TASK TO COMPLETE. Please rewrite the part of the material that opens with its first line and closes with the line containing "Text: kJ: kJ [166, 347, 179, 361]", replacing "location" with "position" and keeping everything else the same.

Records excerpted from a collection
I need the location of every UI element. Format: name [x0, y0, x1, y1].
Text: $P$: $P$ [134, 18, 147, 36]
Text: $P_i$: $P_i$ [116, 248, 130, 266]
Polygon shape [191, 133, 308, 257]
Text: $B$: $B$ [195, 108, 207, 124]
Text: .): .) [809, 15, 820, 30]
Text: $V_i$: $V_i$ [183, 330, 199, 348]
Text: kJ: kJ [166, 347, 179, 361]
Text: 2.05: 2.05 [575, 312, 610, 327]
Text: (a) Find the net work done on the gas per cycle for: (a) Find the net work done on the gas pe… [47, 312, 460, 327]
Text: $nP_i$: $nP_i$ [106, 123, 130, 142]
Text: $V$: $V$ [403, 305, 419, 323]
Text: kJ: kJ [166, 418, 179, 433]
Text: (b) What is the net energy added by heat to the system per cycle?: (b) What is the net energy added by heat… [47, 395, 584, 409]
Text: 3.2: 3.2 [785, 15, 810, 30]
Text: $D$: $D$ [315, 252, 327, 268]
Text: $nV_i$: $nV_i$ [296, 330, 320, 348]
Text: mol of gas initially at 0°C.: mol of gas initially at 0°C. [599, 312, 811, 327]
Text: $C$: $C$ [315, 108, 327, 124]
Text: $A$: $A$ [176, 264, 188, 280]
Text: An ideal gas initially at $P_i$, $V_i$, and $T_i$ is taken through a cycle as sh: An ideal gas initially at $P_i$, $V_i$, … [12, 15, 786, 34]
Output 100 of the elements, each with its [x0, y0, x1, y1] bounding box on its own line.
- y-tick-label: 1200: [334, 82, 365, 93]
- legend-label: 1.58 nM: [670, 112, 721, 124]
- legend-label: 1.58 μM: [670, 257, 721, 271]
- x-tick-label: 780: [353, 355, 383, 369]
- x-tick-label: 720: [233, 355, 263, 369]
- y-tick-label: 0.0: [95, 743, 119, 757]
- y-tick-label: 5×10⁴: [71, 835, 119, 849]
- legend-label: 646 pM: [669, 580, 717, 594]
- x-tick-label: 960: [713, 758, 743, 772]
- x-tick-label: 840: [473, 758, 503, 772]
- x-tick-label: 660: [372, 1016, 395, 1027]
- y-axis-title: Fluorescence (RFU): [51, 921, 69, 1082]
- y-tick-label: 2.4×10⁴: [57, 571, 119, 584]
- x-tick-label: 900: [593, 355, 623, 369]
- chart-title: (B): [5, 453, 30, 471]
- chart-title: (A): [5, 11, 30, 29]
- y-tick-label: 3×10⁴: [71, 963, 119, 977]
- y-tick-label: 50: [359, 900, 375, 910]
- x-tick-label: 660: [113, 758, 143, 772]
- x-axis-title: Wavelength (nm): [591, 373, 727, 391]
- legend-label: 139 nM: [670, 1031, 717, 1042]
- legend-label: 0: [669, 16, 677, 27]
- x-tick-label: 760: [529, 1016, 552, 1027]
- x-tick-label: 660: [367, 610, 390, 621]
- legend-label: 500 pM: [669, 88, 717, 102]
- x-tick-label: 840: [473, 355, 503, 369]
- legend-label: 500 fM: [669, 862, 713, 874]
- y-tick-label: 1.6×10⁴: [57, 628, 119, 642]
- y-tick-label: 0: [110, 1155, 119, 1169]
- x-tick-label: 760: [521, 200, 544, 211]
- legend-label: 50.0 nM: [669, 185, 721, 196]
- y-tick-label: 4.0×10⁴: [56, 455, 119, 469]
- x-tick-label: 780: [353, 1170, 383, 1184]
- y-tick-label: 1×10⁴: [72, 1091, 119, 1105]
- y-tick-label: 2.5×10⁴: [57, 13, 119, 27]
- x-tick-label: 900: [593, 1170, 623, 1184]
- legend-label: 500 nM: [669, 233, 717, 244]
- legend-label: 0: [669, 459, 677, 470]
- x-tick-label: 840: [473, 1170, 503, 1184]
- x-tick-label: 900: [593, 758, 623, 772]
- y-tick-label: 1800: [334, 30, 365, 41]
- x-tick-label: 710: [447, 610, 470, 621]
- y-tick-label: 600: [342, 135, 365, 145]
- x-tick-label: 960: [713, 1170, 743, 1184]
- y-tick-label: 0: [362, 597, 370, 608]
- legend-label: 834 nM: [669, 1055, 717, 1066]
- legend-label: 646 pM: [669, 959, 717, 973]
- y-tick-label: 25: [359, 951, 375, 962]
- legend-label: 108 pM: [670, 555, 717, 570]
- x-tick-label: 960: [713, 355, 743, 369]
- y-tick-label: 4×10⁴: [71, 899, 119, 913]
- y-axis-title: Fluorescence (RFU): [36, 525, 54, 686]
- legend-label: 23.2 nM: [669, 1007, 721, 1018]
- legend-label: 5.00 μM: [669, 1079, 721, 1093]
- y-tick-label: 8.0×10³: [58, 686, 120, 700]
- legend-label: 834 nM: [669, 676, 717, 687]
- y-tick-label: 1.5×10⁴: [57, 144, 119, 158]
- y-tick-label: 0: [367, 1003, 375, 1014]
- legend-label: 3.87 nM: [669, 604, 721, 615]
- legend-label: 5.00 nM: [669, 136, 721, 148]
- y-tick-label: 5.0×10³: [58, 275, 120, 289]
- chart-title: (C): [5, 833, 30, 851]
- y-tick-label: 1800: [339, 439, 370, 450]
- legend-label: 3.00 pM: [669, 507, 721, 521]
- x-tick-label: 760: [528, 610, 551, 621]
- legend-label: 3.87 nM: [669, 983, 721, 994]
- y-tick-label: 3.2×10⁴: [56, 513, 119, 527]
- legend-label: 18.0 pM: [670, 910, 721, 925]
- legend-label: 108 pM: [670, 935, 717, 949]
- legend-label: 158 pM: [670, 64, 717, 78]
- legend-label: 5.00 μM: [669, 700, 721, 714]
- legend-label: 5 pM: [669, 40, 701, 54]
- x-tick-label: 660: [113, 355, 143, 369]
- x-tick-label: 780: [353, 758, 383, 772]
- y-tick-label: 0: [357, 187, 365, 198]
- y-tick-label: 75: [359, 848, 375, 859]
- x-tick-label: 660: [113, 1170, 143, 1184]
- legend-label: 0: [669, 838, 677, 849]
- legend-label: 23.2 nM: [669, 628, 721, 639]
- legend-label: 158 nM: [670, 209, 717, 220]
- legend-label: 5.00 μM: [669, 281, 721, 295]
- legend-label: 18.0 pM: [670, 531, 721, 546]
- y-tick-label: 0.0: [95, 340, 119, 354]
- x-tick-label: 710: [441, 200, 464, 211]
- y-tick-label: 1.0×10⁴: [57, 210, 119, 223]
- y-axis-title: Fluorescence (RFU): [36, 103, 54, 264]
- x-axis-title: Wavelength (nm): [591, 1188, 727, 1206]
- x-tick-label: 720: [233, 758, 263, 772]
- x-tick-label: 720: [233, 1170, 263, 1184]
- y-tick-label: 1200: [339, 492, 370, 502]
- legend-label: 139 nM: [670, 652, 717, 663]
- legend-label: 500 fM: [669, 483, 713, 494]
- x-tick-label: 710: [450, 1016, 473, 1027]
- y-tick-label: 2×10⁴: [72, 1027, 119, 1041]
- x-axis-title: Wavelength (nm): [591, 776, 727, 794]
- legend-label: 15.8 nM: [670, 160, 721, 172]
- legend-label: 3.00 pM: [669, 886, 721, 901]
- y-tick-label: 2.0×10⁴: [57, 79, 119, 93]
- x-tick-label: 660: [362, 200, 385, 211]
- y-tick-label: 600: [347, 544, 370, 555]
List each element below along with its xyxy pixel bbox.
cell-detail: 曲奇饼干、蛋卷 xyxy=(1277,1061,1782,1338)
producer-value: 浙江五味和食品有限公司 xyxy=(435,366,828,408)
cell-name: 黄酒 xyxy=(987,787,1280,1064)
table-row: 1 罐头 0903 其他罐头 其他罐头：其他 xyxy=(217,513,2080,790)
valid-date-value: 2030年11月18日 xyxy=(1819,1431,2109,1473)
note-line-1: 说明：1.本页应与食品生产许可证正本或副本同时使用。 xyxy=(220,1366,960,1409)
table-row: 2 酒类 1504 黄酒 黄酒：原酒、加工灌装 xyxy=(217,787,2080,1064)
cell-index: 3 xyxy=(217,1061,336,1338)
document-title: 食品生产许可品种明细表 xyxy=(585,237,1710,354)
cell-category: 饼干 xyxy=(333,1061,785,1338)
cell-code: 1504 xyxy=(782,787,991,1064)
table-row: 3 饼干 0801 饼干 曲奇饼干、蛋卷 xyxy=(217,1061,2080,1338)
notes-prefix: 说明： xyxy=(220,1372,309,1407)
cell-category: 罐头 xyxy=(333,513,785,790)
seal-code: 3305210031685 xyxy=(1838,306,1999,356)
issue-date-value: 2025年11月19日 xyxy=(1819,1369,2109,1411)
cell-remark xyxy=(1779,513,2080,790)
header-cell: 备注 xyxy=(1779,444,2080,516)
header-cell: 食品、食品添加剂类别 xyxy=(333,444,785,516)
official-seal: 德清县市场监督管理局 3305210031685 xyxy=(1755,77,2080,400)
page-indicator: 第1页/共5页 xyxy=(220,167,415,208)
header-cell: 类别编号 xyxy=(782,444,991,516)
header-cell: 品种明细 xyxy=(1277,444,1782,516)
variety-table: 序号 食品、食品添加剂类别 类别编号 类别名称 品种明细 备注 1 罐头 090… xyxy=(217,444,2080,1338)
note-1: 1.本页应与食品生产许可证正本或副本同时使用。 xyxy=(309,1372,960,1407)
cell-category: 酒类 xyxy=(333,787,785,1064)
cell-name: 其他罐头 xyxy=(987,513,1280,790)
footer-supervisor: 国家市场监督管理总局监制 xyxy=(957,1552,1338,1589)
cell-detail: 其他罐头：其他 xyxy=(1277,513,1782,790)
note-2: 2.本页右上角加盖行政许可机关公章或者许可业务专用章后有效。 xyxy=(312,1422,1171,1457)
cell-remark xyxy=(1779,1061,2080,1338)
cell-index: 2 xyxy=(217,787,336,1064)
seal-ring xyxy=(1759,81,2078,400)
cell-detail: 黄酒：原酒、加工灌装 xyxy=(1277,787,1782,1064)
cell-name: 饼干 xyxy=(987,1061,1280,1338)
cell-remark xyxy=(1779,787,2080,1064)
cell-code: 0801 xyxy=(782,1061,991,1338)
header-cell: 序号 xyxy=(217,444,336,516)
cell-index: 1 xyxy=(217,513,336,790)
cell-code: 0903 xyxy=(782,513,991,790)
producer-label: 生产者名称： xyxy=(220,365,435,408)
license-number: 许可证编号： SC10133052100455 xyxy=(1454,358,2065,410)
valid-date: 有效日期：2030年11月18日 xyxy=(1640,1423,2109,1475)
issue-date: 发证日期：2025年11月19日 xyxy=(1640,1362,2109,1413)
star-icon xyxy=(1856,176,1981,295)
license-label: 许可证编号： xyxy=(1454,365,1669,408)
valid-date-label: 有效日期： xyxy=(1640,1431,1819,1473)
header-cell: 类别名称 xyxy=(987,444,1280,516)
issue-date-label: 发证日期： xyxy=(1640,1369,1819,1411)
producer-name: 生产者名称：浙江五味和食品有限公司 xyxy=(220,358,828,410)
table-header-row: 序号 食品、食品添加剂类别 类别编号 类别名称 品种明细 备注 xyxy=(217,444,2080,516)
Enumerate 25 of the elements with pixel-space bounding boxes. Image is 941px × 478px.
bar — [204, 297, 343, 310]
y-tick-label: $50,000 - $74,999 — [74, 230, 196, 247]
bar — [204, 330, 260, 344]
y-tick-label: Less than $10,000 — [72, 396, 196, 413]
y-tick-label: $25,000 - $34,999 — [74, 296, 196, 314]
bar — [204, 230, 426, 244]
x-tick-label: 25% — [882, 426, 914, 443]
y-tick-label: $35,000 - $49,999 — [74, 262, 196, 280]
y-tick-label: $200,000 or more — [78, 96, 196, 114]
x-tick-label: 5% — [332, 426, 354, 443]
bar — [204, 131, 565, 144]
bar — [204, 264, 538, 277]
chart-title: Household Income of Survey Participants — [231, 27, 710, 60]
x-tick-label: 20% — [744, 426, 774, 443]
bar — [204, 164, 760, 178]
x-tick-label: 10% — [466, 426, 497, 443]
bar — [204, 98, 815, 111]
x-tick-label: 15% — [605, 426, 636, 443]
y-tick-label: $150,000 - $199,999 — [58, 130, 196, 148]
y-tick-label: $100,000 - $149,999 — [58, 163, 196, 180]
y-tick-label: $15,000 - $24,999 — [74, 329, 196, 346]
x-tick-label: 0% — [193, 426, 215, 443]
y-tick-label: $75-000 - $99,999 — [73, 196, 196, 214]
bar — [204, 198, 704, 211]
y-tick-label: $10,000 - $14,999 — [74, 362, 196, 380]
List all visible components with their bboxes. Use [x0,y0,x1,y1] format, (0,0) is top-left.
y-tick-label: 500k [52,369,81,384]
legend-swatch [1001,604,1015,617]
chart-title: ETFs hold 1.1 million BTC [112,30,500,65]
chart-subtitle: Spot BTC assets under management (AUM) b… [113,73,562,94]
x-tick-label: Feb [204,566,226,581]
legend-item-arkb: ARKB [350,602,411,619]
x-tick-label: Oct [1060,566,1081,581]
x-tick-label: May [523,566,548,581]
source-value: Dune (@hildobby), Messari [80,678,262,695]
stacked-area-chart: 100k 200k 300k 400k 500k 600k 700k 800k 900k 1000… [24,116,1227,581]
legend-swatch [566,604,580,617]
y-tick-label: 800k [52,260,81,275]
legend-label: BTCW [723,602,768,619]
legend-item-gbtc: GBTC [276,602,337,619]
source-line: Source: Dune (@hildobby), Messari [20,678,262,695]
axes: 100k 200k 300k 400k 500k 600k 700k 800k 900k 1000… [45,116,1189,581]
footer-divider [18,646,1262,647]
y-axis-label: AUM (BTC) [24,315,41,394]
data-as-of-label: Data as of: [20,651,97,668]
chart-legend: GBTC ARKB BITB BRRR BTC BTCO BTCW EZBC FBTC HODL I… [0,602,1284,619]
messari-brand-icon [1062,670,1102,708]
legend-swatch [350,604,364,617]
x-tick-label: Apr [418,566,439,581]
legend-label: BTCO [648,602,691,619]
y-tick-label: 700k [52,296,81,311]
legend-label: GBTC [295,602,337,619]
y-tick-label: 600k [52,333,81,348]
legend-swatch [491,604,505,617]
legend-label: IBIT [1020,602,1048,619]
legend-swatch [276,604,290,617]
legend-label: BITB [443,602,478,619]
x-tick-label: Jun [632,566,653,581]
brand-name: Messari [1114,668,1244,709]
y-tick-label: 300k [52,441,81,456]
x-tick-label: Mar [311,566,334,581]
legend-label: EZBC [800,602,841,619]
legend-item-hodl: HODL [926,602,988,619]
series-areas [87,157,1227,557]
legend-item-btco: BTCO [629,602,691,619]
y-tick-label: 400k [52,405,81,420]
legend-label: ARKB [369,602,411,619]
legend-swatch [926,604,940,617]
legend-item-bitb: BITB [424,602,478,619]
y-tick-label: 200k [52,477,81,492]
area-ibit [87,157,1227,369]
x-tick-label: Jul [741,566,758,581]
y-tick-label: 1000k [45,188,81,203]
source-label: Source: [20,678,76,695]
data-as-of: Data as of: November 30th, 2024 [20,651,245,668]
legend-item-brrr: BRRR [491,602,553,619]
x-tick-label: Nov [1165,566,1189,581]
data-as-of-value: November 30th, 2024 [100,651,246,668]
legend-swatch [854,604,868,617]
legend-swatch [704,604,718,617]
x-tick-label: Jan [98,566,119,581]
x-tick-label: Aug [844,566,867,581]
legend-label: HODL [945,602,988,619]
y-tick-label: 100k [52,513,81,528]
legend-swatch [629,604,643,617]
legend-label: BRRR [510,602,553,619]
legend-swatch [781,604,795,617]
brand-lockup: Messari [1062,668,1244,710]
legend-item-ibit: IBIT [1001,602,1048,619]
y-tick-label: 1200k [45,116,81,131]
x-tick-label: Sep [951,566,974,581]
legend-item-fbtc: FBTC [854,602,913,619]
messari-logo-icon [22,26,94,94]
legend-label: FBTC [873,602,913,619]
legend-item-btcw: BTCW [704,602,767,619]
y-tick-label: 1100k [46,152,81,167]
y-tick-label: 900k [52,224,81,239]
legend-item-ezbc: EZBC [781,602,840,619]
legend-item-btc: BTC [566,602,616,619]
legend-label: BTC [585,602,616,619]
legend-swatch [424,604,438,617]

TASK OUTPUT.
I need the position of every UI element. Format: name [x0, y0, x1, y1].
Text: $P$: $P$ [134, 18, 147, 36]
Text: $P_i$: $P_i$ [116, 248, 130, 266]
Polygon shape [191, 133, 308, 257]
Text: $B$: $B$ [195, 108, 207, 124]
Text: .): .) [809, 15, 820, 30]
Text: $V_i$: $V_i$ [183, 330, 199, 348]
Text: kJ: kJ [166, 347, 179, 361]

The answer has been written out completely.